> [Task directions]:
Locate each line below that includes "email" and reproduce it.

── Material provided ──

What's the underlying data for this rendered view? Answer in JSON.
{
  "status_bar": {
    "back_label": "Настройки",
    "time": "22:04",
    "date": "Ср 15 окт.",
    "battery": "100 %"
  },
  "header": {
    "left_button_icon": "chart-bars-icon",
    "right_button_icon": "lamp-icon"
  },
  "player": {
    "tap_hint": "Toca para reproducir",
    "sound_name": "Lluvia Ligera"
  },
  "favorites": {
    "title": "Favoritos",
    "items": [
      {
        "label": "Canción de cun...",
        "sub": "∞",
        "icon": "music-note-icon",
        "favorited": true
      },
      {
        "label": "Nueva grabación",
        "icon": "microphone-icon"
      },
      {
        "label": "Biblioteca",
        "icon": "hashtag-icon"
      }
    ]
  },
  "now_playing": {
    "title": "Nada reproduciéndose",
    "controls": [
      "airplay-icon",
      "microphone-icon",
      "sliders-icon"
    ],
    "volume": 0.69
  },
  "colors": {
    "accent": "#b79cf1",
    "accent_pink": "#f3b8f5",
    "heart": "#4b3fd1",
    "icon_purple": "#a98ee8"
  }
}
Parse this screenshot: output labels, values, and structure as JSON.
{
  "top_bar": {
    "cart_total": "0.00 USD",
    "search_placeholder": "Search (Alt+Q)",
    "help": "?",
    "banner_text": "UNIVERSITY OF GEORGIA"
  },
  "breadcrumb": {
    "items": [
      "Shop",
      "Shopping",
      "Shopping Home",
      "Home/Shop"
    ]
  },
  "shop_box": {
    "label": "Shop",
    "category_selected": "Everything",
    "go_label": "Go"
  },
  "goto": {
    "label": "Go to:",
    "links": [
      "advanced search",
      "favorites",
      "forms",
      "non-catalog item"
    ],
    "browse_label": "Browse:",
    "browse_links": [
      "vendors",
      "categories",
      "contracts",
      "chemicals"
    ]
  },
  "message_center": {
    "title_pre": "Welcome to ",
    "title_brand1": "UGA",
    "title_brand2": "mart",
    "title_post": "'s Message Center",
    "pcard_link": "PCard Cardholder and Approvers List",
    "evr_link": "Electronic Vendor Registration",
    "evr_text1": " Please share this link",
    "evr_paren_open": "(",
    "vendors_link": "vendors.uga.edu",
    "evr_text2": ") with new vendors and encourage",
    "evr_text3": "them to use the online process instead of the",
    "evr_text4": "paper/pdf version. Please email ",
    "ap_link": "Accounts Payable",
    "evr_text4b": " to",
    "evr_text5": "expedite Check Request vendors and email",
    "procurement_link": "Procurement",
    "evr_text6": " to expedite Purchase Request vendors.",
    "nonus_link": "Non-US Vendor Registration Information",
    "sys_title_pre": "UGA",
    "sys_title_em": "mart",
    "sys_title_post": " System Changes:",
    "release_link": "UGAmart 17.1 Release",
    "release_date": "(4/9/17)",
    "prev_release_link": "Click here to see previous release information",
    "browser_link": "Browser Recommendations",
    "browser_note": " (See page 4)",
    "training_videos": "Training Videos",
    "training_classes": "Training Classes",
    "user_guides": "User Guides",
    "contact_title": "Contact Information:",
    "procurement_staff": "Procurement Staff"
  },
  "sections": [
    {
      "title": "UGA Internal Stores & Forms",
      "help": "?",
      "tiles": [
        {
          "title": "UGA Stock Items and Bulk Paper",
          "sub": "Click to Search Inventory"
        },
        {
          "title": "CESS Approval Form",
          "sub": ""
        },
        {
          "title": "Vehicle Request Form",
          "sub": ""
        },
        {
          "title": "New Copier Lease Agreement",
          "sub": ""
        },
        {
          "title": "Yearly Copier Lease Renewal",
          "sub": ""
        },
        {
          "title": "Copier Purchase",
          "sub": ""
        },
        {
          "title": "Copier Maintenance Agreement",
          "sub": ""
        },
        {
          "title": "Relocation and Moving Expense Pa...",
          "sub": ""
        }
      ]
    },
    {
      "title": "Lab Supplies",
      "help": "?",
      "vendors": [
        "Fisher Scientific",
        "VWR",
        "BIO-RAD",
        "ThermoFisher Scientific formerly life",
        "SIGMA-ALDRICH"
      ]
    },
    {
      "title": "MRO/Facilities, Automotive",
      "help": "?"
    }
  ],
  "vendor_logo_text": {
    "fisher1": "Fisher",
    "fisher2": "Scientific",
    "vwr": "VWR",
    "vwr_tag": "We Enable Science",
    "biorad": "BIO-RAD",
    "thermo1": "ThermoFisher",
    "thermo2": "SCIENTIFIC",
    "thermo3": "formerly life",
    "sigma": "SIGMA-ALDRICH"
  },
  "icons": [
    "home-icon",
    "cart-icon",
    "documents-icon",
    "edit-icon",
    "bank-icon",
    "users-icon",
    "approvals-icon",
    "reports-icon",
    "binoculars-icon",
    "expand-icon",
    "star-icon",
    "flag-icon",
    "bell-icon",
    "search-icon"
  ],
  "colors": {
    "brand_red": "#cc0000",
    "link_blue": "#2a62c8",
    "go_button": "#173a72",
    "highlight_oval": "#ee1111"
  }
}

───

> [Task response]:
    "evr_text4": "paper/pdf version. Please email ",
    "evr_text5": "expedite Check Request vendors and email",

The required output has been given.